▶ _Stored data_
================

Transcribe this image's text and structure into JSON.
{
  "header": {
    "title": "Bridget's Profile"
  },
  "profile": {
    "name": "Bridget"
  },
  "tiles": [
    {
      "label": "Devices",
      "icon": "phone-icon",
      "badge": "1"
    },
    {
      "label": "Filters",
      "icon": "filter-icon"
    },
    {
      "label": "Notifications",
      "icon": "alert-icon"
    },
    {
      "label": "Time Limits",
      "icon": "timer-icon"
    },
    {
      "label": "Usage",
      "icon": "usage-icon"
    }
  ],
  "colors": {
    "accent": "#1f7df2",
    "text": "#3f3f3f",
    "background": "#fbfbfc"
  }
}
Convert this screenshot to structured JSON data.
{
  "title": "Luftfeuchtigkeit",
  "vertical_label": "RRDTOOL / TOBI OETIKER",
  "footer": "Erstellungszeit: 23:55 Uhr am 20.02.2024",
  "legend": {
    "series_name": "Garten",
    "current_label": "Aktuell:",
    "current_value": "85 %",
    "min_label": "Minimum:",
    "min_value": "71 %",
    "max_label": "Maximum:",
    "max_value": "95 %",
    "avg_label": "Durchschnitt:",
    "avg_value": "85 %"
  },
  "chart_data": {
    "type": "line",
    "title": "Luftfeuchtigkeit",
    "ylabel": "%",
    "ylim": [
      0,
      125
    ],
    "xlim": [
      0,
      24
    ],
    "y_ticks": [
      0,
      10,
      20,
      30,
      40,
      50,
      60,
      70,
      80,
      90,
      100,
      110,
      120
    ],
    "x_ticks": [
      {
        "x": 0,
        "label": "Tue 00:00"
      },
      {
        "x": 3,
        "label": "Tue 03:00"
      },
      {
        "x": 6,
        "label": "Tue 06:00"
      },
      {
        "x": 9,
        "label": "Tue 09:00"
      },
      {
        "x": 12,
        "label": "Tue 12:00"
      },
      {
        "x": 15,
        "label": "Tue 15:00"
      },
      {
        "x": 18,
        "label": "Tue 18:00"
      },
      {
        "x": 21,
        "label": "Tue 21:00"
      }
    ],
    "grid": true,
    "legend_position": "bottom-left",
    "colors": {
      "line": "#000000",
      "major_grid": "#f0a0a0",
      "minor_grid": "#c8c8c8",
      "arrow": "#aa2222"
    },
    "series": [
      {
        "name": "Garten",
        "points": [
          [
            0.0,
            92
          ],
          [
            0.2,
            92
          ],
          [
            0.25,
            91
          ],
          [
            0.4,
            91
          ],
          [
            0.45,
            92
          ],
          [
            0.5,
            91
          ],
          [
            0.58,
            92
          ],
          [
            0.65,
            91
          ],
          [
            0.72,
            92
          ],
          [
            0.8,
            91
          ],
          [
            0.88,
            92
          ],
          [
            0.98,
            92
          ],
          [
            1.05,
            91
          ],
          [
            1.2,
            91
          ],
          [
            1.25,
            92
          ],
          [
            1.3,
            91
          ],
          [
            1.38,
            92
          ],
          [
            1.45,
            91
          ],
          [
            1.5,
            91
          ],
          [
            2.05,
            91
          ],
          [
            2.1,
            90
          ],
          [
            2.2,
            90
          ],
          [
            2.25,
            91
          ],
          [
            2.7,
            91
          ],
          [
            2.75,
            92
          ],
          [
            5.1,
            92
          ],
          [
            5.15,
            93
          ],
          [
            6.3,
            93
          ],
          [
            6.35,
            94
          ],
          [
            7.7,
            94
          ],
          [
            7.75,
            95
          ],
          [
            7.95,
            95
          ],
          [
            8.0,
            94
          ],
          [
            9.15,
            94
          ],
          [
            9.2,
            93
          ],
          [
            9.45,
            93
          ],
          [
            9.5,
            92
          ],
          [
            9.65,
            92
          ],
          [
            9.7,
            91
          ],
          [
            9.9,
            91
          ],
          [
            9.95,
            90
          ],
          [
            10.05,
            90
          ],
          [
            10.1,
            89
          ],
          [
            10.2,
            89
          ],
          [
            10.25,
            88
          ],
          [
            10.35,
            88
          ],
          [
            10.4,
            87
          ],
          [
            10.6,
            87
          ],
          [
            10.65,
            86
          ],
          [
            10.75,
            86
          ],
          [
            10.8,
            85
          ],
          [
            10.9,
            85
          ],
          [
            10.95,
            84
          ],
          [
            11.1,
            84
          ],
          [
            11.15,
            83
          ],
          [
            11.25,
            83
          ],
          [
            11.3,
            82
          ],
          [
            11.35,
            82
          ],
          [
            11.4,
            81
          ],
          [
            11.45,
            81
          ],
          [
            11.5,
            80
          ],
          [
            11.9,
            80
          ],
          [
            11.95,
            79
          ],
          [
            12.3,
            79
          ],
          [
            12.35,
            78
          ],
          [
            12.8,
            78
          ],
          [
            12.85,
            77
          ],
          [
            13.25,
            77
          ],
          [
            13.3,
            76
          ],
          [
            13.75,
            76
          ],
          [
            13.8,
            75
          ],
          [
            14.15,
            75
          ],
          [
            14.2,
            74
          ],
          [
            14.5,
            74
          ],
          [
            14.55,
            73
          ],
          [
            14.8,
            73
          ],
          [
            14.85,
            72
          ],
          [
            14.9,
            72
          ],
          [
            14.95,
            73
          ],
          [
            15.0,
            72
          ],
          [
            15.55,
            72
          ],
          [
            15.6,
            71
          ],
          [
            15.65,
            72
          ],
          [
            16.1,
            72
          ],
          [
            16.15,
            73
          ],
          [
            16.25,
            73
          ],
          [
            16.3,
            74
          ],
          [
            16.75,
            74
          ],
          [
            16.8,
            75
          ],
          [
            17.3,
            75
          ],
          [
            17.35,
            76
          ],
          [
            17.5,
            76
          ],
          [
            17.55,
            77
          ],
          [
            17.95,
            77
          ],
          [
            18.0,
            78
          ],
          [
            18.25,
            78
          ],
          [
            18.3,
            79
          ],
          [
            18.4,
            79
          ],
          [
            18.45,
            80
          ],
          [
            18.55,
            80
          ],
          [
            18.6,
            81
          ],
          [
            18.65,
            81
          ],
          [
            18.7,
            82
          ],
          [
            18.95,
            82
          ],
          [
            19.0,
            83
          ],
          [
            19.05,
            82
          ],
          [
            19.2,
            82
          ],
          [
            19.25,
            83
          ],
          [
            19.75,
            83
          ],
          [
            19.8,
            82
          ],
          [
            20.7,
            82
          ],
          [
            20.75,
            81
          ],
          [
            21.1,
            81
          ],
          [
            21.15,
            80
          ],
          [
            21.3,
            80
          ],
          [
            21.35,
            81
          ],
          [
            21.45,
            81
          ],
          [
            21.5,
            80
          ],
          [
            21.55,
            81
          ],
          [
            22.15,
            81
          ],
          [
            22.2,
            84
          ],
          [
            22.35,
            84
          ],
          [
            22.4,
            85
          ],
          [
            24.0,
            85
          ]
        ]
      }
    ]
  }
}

================

Reproduce all of the entries word for word.

Transcribe this image's text and structure into JSON.
{
  "header": {
    "title": "Bridget's Profile"
  },
  "profile": {
    "name": "Bridget"
  },
  "tiles": [
    {
      "label": "Devices",
      "icon": "phone-icon",
      "badge": "1"
    },
    {
      "label": "Filters",
      "icon": "filter-icon"
    },
    {
      "label": "Notifications",
      "icon": "alert-icon"
    },
    {
      "label": "Time Limits",
      "icon": "timer-icon"
    },
    {
      "label": "Usage",
      "icon": "usage-icon"
    }
  ],
  "colors": {
    "accent": "#1f7df2",
    "text": "#3f3f3f",
    "background": "#fbfbfc"
  }
}
Convert this screenshot to structured JSON data.
{
  "title": "Luftfeuchtigkeit",
  "vertical_label": "RRDTOOL / TOBI OETIKER",
  "footer": "Erstellungszeit: 23:55 Uhr am 20.02.2024",
  "legend": {
    "series_name": "Garten",
    "current_label": "Aktuell:",
    "current_value": "85 %",
    "min_label": "Minimum:",
    "min_value": "71 %",
    "max_label": "Maximum:",
    "max_value": "95 %",
    "avg_label": "Durchschnitt:",
    "avg_value": "85 %"
  },
  "chart_data": {
    "type": "line",
    "title": "Luftfeuchtigkeit",
    "ylabel": "%",
    "ylim": [
      0,
      125
    ],
    "xlim": [
      0,
      24
    ],
    "y_ticks": [
      0,
      10,
      20,
      30,
      40,
      50,
      60,
      70,
      80,
      90,
      100,
      110,
      120
    ],
    "x_ticks": [
      {
        "x": 0,
        "label": "Tue 00:00"
      },
      {
        "x": 3,
        "label": "Tue 03:00"
      },
      {
        "x": 6,
        "label": "Tue 06:00"
      },
      {
        "x": 9,
        "label": "Tue 09:00"
      },
      {
        "x": 12,
        "label": "Tue 12:00"
      },
      {
        "x": 15,
        "label": "Tue 15:00"
      },
      {
        "x": 18,
        "label": "Tue 18:00"
      },
      {
        "x": 21,
        "label": "Tue 21:00"
      }
    ],
    "grid": true,
    "legend_position": "bottom-left",
    "colors": {
      "line": "#000000",
      "major_grid": "#f0a0a0",
      "minor_grid": "#c8c8c8",
      "arrow": "#aa2222"
    },
    "series": [
      {
        "name": "Garten",
        "points": [
          [
            0.0,
            92
          ],
          [
            0.2,
            92
          ],
          [
            0.25,
            91
          ],
          [
            0.4,
            91
          ],
          [
            0.45,
            92
          ],
          [
            0.5,
            91
          ],
          [
            0.58,
            92
          ],
          [
            0.65,
            91
          ],
          [
            0.72,
            92
          ],
          [
            0.8,
            91
          ],
          [
            0.88,
            92
          ],
          [
            0.98,
            92
          ],
          [
            1.05,
            91
          ],
          [
            1.2,
            91
          ],
          [
            1.25,
            92
          ],
          [
            1.3,
            91
          ],
          [
            1.38,
            92
          ],
          [
            1.45,
            91
          ],
          [
            1.5,
            91
          ],
          [
            2.05,
            91
          ],
          [
            2.1,
            90
          ],
          [
            2.2,
            90
          ],
          [
            2.25,
            91
          ],
          [
            2.7,
            91
          ],
          [
            2.75,
            92
          ],
          [
            5.1,
            92
          ],
          [
            5.15,
            93
          ],
          [
            6.3,
            93
          ],
          [
            6.35,
            94
          ],
          [
            7.7,
            94
          ],
          [
            7.75,
            95
          ],
          [
            7.95,
            95
          ],
          [
            8.0,
            94
          ],
          [
            9.15,
            94
          ],
          [
            9.2,
            93
          ],
          [
            9.45,
            93
          ],
          [
            9.5,
            92
          ],
          [
            9.65,
            92
          ],
          [
            9.7,
            91
          ],
          [
            9.9,
            91
          ],
          [
            9.95,
            90
          ],
          [
            10.05,
            90
          ],
          [
            10.1,
            89
          ],
          [
            10.2,
            89
          ],
          [
            10.25,
            88
          ],
          [
            10.35,
            88
          ],
          [
            10.4,
            87
          ],
          [
            10.6,
            87
          ],
          [
            10.65,
            86
          ],
          [
            10.75,
            86
          ],
          [
            10.8,
            85
          ],
          [
            10.9,
            85
          ],
          [
            10.95,
            84
          ],
          [
            11.1,
            84
          ],
          [
            11.15,
            83
          ],
          [
            11.25,
            83
          ],
          [
            11.3,
            82
          ],
          [
            11.35,
            82
          ],
          [
            11.4,
            81
          ],
          [
            11.45,
            81
          ],
          [
            11.5,
            80
          ],
          [
            11.9,
            80
          ],
          [
            11.95,
            79
          ],
          [
            12.3,
            79
          ],
          [
            12.35,
            78
          ],
          [
            12.8,
            78
          ],
          [
            12.85,
            77
          ],
          [
            13.25,
            77
          ],
          [
            13.3,
            76
          ],
          [
            13.75,
            76
          ],
          [
            13.8,
            75
          ],
          [
            14.15,
            75
          ],
          [
            14.2,
            74
          ],
          [
            14.5,
            74
          ],
          [
            14.55,
            73
          ],
          [
            14.8,
            73
          ],
          [
            14.85,
            72
          ],
          [
            14.9,
            72
          ],
          [
            14.95,
            73
          ],
          [
            15.0,
            72
          ],
          [
            15.55,
            72
          ],
          [
            15.6,
            71
          ],
          [
            15.65,
            72
          ],
          [
            16.1,
            72
          ],
          [
            16.15,
            73
          ],
          [
            16.25,
            73
          ],
          [
            16.3,
            74
          ],
          [
            16.75,
            74
          ],
          [
            16.8,
            75
          ],
          [
            17.3,
            75
          ],
          [
            17.35,
            76
          ],
          [
            17.5,
            76
          ],
          [
            17.55,
            77
          ],
          [
            17.95,
            77
          ],
          [
            18.0,
            78
          ],
          [
            18.25,
            78
          ],
          [
            18.3,
            79
          ],
          [
            18.4,
            79
          ],
          [
            18.45,
            80
          ],
          [
            18.55,
            80
          ],
          [
            18.6,
            81
          ],
          [
            18.65,
            81
          ],
          [
            18.7,
            82
          ],
          [
            18.95,
            82
          ],
          [
            19.0,
            83
          ],
          [
            19.05,
            82
          ],
          [
            19.2,
            82
          ],
          [
            19.25,
            83
          ],
          [
            19.75,
            83
          ],
          [
            19.8,
            82
          ],
          [
            20.7,
            82
          ],
          [
            20.75,
            81
          ],
          [
            21.1,
            81
          ],
          [
            21.15,
            80
          ],
          [
            21.3,
            80
          ],
          [
            21.35,
            81
          ],
          [
            21.45,
            81
          ],
          [
            21.5,
            80
          ],
          [
            21.55,
            81
          ],
          [
            22.15,
            81
          ],
          [
            22.2,
            84
          ],
          [
            22.35,
            84
          ],
          [
            22.4,
            85
          ],
          [
            24.0,
            85
          ]
        ]
      }
    ]
  }
}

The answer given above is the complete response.